Stored records
-------
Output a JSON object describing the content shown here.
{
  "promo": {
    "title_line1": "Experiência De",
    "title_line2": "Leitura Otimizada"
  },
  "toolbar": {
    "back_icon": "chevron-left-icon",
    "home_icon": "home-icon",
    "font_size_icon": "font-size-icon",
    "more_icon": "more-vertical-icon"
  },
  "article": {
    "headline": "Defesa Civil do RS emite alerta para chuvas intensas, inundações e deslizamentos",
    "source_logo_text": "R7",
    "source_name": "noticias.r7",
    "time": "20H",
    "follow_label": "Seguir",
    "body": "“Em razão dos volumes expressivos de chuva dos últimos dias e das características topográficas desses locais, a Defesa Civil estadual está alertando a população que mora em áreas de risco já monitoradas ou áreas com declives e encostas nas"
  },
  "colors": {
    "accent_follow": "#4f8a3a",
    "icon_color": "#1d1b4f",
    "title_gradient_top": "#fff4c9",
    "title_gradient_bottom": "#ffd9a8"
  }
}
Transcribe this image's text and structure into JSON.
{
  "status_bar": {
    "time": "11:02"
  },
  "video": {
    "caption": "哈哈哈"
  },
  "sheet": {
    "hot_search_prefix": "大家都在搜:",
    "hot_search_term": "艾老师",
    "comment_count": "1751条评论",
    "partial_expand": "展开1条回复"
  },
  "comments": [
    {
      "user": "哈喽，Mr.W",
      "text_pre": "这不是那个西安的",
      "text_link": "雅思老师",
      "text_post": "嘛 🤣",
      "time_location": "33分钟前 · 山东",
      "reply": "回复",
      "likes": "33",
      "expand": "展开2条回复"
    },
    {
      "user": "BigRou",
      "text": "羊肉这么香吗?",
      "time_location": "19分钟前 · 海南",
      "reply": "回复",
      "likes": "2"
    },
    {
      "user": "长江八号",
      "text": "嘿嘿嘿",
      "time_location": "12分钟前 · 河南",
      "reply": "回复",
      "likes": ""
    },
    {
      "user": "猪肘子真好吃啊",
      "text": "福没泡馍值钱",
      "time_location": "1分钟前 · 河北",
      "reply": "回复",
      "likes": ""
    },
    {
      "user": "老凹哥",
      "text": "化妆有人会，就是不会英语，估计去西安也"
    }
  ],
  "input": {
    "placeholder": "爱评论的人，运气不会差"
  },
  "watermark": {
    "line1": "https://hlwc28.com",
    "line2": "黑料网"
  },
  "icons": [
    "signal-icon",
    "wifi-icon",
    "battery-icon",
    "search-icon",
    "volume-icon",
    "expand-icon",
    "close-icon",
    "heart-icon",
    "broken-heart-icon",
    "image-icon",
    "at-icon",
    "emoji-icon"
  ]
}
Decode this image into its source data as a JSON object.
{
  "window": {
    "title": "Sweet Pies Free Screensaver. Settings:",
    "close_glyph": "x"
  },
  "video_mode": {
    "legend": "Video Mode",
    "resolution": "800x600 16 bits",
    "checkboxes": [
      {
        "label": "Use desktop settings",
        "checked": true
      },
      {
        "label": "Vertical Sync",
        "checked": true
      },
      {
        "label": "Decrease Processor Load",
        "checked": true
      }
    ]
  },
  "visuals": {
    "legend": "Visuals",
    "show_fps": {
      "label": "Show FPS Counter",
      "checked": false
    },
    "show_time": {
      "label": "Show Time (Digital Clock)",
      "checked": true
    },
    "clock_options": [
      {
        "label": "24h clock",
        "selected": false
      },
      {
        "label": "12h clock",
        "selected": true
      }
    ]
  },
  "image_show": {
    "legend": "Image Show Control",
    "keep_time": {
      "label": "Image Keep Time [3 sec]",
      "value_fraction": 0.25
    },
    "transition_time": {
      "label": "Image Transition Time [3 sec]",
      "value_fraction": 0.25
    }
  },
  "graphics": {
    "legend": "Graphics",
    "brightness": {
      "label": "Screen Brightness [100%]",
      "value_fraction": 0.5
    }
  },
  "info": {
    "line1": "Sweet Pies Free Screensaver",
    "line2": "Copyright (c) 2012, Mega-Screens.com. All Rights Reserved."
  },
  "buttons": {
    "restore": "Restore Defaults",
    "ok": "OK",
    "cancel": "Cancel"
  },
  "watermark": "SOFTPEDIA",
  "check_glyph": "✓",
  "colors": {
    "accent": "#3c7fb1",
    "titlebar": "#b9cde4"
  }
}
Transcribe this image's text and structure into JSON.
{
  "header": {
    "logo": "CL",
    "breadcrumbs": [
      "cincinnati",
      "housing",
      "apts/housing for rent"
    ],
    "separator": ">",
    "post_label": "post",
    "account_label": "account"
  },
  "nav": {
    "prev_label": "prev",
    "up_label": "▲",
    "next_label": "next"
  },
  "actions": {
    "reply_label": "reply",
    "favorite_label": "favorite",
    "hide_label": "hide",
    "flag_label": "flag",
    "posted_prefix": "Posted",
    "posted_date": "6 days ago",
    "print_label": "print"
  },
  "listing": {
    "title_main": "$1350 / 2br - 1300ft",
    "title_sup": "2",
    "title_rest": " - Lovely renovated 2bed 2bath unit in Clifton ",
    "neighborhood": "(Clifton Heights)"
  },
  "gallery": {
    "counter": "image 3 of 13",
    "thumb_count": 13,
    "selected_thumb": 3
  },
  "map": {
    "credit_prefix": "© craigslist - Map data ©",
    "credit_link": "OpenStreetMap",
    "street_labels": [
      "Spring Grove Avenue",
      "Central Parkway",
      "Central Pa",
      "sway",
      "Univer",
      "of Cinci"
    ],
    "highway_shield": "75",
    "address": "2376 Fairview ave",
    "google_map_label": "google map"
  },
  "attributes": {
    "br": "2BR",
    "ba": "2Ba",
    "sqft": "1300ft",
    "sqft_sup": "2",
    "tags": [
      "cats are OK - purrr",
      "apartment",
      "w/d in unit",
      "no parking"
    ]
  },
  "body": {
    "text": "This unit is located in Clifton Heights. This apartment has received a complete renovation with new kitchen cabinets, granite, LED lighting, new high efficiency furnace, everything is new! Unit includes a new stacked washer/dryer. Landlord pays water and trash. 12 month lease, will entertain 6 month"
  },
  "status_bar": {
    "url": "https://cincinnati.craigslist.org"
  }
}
-------
_EXERCISE REQUIREMENTS_. Go through the records and gather the lines that hold "Sweet".

_TASK SOLUTION_.
    "title": "Sweet Pies Free Screensaver. Settings:",
    "line1": "Sweet Pies Free Screensaver",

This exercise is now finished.